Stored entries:
━━━

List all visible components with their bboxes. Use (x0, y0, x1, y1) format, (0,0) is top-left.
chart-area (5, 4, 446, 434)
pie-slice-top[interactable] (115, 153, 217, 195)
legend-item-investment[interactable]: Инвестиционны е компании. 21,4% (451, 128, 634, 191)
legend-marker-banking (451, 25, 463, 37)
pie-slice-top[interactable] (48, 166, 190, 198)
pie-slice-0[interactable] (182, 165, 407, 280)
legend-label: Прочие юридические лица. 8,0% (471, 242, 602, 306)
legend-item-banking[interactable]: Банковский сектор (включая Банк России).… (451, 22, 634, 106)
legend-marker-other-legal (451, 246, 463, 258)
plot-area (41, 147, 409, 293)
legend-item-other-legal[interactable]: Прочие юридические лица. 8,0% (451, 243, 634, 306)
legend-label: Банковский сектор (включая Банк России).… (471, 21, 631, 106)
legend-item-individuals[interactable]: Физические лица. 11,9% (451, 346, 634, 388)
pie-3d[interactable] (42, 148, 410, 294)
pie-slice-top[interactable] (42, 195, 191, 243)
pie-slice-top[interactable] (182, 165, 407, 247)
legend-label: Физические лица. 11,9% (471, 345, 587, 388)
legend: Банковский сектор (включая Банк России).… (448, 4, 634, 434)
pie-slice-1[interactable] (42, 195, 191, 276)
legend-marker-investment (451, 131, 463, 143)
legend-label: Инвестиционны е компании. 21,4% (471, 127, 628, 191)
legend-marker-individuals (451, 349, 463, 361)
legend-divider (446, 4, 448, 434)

━━━

**WRITTEN INSTRUCTION**
Copy the lines from the first one through the line containing "legend-item-banking[interactable]: Банковский сектор", and substitute "pie-wedge-top" for every "pie-slice-top" while keeping everything else the same.

**RESPONSE TO THIS TASK**
List all visible components with their bboxes. Use (x0, y0, x1, y1) format, (0,0) is top-left.
chart-area (5, 4, 446, 434)
pie-wedge-top[interactable] (115, 153, 217, 195)
legend-item-investment[interactable]: Инвестиционны е компании. 21,4% (451, 128, 634, 191)
legend-marker-banking (451, 25, 463, 37)
pie-wedge-top[interactable] (48, 166, 190, 198)
pie-slice-0[interactable] (182, 165, 407, 280)
legend-label: Прочие юридические лица. 8,0% (471, 242, 602, 306)
legend-item-banking[interactable]: Банковский сектор (включая Банк России).… (451, 22, 634, 106)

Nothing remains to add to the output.